** START **

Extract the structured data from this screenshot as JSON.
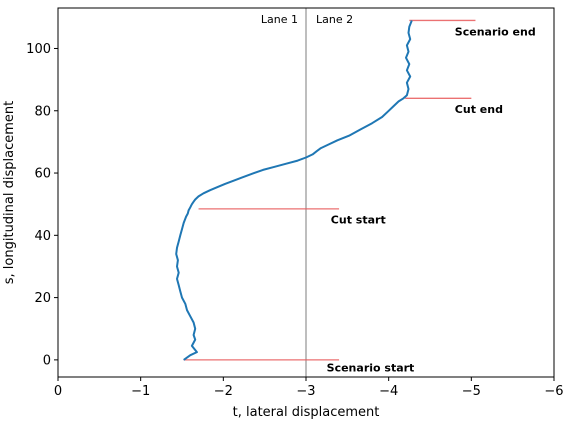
{
  "chart_data": {
    "type": "line",
    "title": "",
    "xlabel": "t, lateral displacement",
    "ylabel": "s, longitudinal displacement",
    "xlim": [
      0,
      -6
    ],
    "ylim": [
      -5.5,
      113
    ],
    "x_ticks": [
      0,
      -1,
      -2,
      -3,
      -4,
      -5,
      -6
    ],
    "x_tick_labels": [
      "0",
      "−1",
      "−2",
      "−3",
      "−4",
      "−5",
      "−6"
    ],
    "y_ticks": [
      0,
      20,
      40,
      60,
      80,
      100
    ],
    "y_tick_labels": [
      "0",
      "20",
      "40",
      "60",
      "80",
      "100"
    ],
    "grid": false,
    "colors": {
      "trajectory": "#1f77b4",
      "events": "#e8595a",
      "lane_divider": "#a9a9a9"
    },
    "lane_divider": {
      "x": -3.0,
      "labels": [
        "Lane 1",
        "Lane 2"
      ]
    },
    "series": [
      {
        "x": [
          -1.52,
          -1.6,
          -1.68,
          -1.62,
          -1.66,
          -1.64,
          -1.66,
          -1.64,
          -1.6,
          -1.56,
          -1.54,
          -1.5,
          -1.48,
          -1.46,
          -1.44,
          -1.46,
          -1.44,
          -1.45,
          -1.43,
          -1.44,
          -1.46,
          -1.48,
          -1.5,
          -1.52,
          -1.55,
          -1.57,
          -1.58,
          -1.6,
          -1.61,
          -1.62,
          -1.64,
          -1.66,
          -1.7,
          -1.76,
          -1.84,
          -1.93,
          -2.02,
          -2.12,
          -2.22,
          -2.35,
          -2.48,
          -2.62,
          -2.76,
          -2.9,
          -3.0,
          -3.08,
          -3.13,
          -3.18,
          -3.26,
          -3.38,
          -3.52,
          -3.66,
          -3.8,
          -3.92,
          -4.0,
          -4.06,
          -4.12,
          -4.18,
          -4.22,
          -4.24,
          -4.22,
          -4.26,
          -4.22,
          -4.25,
          -4.21,
          -4.24,
          -4.22,
          -4.26,
          -4.24,
          -4.25,
          -4.28
        ],
        "y": [
          0,
          1.5,
          2.5,
          4.5,
          6.5,
          8,
          10,
          12,
          14,
          16,
          18,
          20,
          22,
          24,
          26,
          28,
          30,
          32,
          34,
          36,
          38,
          40,
          42,
          44,
          46,
          47,
          48,
          49,
          49.5,
          50,
          50.8,
          51.5,
          52.5,
          53.5,
          54.5,
          55.5,
          56.5,
          57.5,
          58.5,
          59.8,
          61,
          62,
          63,
          64,
          65,
          66,
          67,
          68,
          69,
          70.5,
          72,
          74,
          76,
          78,
          80,
          81.5,
          83,
          84,
          85,
          87,
          89,
          91,
          93,
          95,
          97,
          99,
          101,
          103,
          105,
          107,
          109
        ]
      }
    ],
    "events": [
      {
        "label": "Scenario start",
        "y": 0,
        "x_from": -1.52,
        "x_to": -3.4,
        "label_x": -3.25,
        "label_y": -2.5
      },
      {
        "label": "Cut start",
        "y": 48.5,
        "x_from": -1.7,
        "x_to": -3.4,
        "label_x": -3.3,
        "label_y": 45
      },
      {
        "label": "Cut end",
        "y": 84,
        "x_from": -4.2,
        "x_to": -5.0,
        "label_x": -4.8,
        "label_y": 80.5
      },
      {
        "label": "Scenario end",
        "y": 109,
        "x_from": -4.25,
        "x_to": -5.05,
        "label_x": -4.8,
        "label_y": 105.5
      }
    ]
  }
}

** END **

**GOAL**
Will you restate every entry word for word and omit the images?

**FINAL RESULT**
Extract the structured data from this screenshot as JSON.
{
  "chart_data": {
    "type": "line",
    "title": "",
    "xlabel": "t, lateral displacement",
    "ylabel": "s, longitudinal displacement",
    "xlim": [
      0,
      -6
    ],
    "ylim": [
      -5.5,
      113
    ],
    "x_ticks": [
      0,
      -1,
      -2,
      -3,
      -4,
      -5,
      -6
    ],
    "x_tick_labels": [
      "0",
      "−1",
      "−2",
      "−3",
      "−4",
      "−5",
      "−6"
    ],
    "y_ticks": [
      0,
      20,
      40,
      60,
      80,
      100
    ],
    "y_tick_labels": [
      "0",
      "20",
      "40",
      "60",
      "80",
      "100"
    ],
    "grid": false,
    "colors": {
      "trajectory": "#1f77b4",
      "events": "#e8595a",
      "lane_divider": "#a9a9a9"
    },
    "lane_divider": {
      "x": -3.0,
      "labels": [
        "Lane 1",
        "Lane 2"
      ]
    },
    "series": [
      {
        "x": [
          -1.52,
          -1.6,
          -1.68,
          -1.62,
          -1.66,
          -1.64,
          -1.66,
          -1.64,
          -1.6,
          -1.56,
          -1.54,
          -1.5,
          -1.48,
          -1.46,
          -1.44,
          -1.46,
          -1.44,
          -1.45,
          -1.43,
          -1.44,
          -1.46,
          -1.48,
          -1.5,
          -1.52,
          -1.55,
          -1.57,
          -1.58,
          -1.6,
          -1.61,
          -1.62,
          -1.64,
          -1.66,
          -1.7,
          -1.76,
          -1.84,
          -1.93,
          -2.02,
          -2.12,
          -2.22,
          -2.35,
          -2.48,
          -2.62,
          -2.76,
          -2.9,
          -3.0,
          -3.08,
          -3.13,
          -3.18,
          -3.26,
          -3.38,
          -3.52,
          -3.66,
          -3.8,
          -3.92,
          -4.0,
          -4.06,
          -4.12,
          -4.18,
          -4.22,
          -4.24,
          -4.22,
          -4.26,
          -4.22,
          -4.25,
          -4.21,
          -4.24,
          -4.22,
          -4.26,
          -4.24,
          -4.25,
          -4.28
        ],
        "y": [
          0,
          1.5,
          2.5,
          4.5,
          6.5,
          8,
          10,
          12,
          14,
          16,
          18,
          20,
          22,
          24,
          26,
          28,
          30,
          32,
          34,
          36,
          38,
          40,
          42,
          44,
          46,
          47,
          48,
          49,
          49.5,
          50,
          50.8,
          51.5,
          52.5,
          53.5,
          54.5,
          55.5,
          56.5,
          57.5,
          58.5,
          59.8,
          61,
          62,
          63,
          64,
          65,
          66,
          67,
          68,
          69,
          70.5,
          72,
          74,
          76,
          78,
          80,
          81.5,
          83,
          84,
          85,
          87,
          89,
          91,
          93,
          95,
          97,
          99,
          101,
          103,
          105,
          107,
          109
        ]
      }
    ],
    "events": [
      {
        "label": "Scenario start",
        "y": 0,
        "x_from": -1.52,
        "x_to": -3.4,
        "label_x": -3.25,
        "label_y": -2.5
      },
      {
        "label": "Cut start",
        "y": 48.5,
        "x_from": -1.7,
        "x_to": -3.4,
        "label_x": -3.3,
        "label_y": 45
      },
      {
        "label": "Cut end",
        "y": 84,
        "x_from": -4.2,
        "x_to": -5.0,
        "label_x": -4.8,
        "label_y": 80.5
      },
      {
        "label": "Scenario end",
        "y": 109,
        "x_from": -4.25,
        "x_to": -5.05,
        "label_x": -4.8,
        "label_y": 105.5
      }
    ]
  }
}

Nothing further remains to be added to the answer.